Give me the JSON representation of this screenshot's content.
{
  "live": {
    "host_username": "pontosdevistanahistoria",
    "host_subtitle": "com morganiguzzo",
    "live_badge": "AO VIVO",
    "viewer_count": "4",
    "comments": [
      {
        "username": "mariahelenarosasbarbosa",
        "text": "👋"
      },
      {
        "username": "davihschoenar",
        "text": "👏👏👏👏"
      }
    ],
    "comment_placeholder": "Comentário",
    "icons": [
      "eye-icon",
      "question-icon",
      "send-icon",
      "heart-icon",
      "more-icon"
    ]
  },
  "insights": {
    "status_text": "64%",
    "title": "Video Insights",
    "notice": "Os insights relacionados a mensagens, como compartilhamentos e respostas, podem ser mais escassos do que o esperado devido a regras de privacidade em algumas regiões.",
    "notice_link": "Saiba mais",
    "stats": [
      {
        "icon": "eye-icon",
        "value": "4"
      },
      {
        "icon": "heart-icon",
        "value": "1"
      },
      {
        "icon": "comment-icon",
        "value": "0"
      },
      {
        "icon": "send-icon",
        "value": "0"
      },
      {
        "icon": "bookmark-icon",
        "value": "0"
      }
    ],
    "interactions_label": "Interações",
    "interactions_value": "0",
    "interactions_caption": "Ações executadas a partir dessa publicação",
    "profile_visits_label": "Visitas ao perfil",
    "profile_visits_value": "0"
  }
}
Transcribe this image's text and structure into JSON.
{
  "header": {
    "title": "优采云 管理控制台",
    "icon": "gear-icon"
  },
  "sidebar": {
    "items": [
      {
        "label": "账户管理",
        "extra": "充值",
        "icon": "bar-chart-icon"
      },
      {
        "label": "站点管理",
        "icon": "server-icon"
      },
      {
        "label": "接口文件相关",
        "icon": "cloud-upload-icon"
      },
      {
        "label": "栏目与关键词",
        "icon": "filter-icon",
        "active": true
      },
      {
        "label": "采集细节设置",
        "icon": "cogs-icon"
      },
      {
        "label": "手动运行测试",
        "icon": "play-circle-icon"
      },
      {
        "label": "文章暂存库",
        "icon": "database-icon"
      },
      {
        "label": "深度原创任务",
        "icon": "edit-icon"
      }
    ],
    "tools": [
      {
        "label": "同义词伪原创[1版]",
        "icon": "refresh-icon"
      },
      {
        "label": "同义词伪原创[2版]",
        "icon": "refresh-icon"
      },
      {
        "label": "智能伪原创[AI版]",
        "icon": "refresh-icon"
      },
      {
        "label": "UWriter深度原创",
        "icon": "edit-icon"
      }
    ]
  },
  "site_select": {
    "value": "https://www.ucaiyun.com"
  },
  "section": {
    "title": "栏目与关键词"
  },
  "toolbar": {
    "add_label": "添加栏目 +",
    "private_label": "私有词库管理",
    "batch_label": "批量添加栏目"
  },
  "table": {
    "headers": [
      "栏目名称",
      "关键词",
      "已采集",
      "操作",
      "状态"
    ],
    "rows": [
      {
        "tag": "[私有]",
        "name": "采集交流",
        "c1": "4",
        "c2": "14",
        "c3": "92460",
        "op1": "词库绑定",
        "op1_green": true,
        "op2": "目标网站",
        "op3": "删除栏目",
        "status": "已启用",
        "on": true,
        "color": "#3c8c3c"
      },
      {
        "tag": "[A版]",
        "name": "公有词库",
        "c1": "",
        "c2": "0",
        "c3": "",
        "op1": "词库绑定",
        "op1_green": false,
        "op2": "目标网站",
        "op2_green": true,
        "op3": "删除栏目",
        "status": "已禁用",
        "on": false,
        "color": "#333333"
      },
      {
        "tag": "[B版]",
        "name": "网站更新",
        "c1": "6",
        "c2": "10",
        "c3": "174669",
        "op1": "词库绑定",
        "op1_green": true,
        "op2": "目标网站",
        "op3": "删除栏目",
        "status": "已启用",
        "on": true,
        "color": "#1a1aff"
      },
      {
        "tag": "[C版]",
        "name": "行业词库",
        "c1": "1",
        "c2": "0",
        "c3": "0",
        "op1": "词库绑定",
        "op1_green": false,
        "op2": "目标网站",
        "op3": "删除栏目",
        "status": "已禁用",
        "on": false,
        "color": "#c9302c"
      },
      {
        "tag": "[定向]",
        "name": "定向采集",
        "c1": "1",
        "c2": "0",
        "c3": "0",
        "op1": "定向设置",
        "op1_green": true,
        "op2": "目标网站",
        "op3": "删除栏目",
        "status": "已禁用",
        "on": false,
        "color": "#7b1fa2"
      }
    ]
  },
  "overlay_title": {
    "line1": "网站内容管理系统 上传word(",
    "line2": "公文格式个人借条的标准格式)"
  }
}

- - -

Task description:
Your task is to transcribe the material exactly.

Written response:
Give me the JSON representation of this screenshot's content.
{
  "live": {
    "host_username": "pontosdevistanahistoria",
    "host_subtitle": "com morganiguzzo",
    "live_badge": "AO VIVO",
    "viewer_count": "4",
    "comments": [
      {
        "username": "mariahelenarosasbarbosa",
        "text": "👋"
      },
      {
        "username": "davihschoenar",
        "text": "👏👏👏👏"
      }
    ],
    "comment_placeholder": "Comentário",
    "icons": [
      "eye-icon",
      "question-icon",
      "send-icon",
      "heart-icon",
      "more-icon"
    ]
  },
  "insights": {
    "status_text": "64%",
    "title": "Video Insights",
    "notice": "Os insights relacionados a mensagens, como compartilhamentos e respostas, podem ser mais escassos do que o esperado devido a regras de privacidade em algumas regiões.",
    "notice_link": "Saiba mais",
    "stats": [
      {
        "icon": "eye-icon",
        "value": "4"
      },
      {
        "icon": "heart-icon",
        "value": "1"
      },
      {
        "icon": "comment-icon",
        "value": "0"
      },
      {
        "icon": "send-icon",
        "value": "0"
      },
      {
        "icon": "bookmark-icon",
        "value": "0"
      }
    ],
    "interactions_label": "Interações",
    "interactions_value": "0",
    "interactions_caption": "Ações executadas a partir dessa publicação",
    "profile_visits_label": "Visitas ao perfil",
    "profile_visits_value": "0"
  }
}
Transcribe this image's text and structure into JSON.
{
  "header": {
    "title": "优采云 管理控制台",
    "icon": "gear-icon"
  },
  "sidebar": {
    "items": [
      {
        "label": "账户管理",
        "extra": "充值",
        "icon": "bar-chart-icon"
      },
      {
        "label": "站点管理",
        "icon": "server-icon"
      },
      {
        "label": "接口文件相关",
        "icon": "cloud-upload-icon"
      },
      {
        "label": "栏目与关键词",
        "icon": "filter-icon",
        "active": true
      },
      {
        "label": "采集细节设置",
        "icon": "cogs-icon"
      },
      {
        "label": "手动运行测试",
        "icon": "play-circle-icon"
      },
      {
        "label": "文章暂存库",
        "icon": "database-icon"
      },
      {
        "label": "深度原创任务",
        "icon": "edit-icon"
      }
    ],
    "tools": [
      {
        "label": "同义词伪原创[1版]",
        "icon": "refresh-icon"
      },
      {
        "label": "同义词伪原创[2版]",
        "icon": "refresh-icon"
      },
      {
        "label": "智能伪原创[AI版]",
        "icon": "refresh-icon"
      },
      {
        "label": "UWriter深度原创",
        "icon": "edit-icon"
      }
    ]
  },
  "site_select": {
    "value": "https://www.ucaiyun.com"
  },
  "section": {
    "title": "栏目与关键词"
  },
  "toolbar": {
    "add_label": "添加栏目 +",
    "private_label": "私有词库管理",
    "batch_label": "批量添加栏目"
  },
  "table": {
    "headers": [
      "栏目名称",
      "关键词",
      "已采集",
      "操作",
      "状态"
    ],
    "rows": [
      {
        "tag": "[私有]",
        "name": "采集交流",
        "c1": "4",
        "c2": "14",
        "c3": "92460",
        "op1": "词库绑定",
        "op1_green": true,
        "op2": "目标网站",
        "op3": "删除栏目",
        "status": "已启用",
        "on": true,
        "color": "#3c8c3c"
      },
      {
        "tag": "[A版]",
        "name": "公有词库",
        "c1": "",
        "c2": "0",
        "c3": "",
        "op1": "词库绑定",
        "op1_green": false,
        "op2": "目标网站",
        "op2_green": true,
        "op3": "删除栏目",
        "status": "已禁用",
        "on": false,
        "color": "#333333"
      },
      {
        "tag": "[B版]",
        "name": "网站更新",
        "c1": "6",
        "c2": "10",
        "c3": "174669",
        "op1": "词库绑定",
        "op1_green": true,
        "op2": "目标网站",
        "op3": "删除栏目",
        "status": "已启用",
        "on": true,
        "color": "#1a1aff"
      },
      {
        "tag": "[C版]",
        "name": "行业词库",
        "c1": "1",
        "c2": "0",
        "c3": "0",
        "op1": "词库绑定",
        "op1_green": false,
        "op2": "目标网站",
        "op3": "删除栏目",
        "status": "已禁用",
        "on": false,
        "color": "#c9302c"
      },
      {
        "tag": "[定向]",
        "name": "定向采集",
        "c1": "1",
        "c2": "0",
        "c3": "0",
        "op1": "定向设置",
        "op1_green": true,
        "op2": "目标网站",
        "op3": "删除栏目",
        "status": "已禁用",
        "on": false,
        "color": "#7b1fa2"
      }
    ]
  },
  "overlay_title": {
    "line1": "网站内容管理系统 上传word(",
    "line2": "公文格式个人借条的标准格式)"
  }
}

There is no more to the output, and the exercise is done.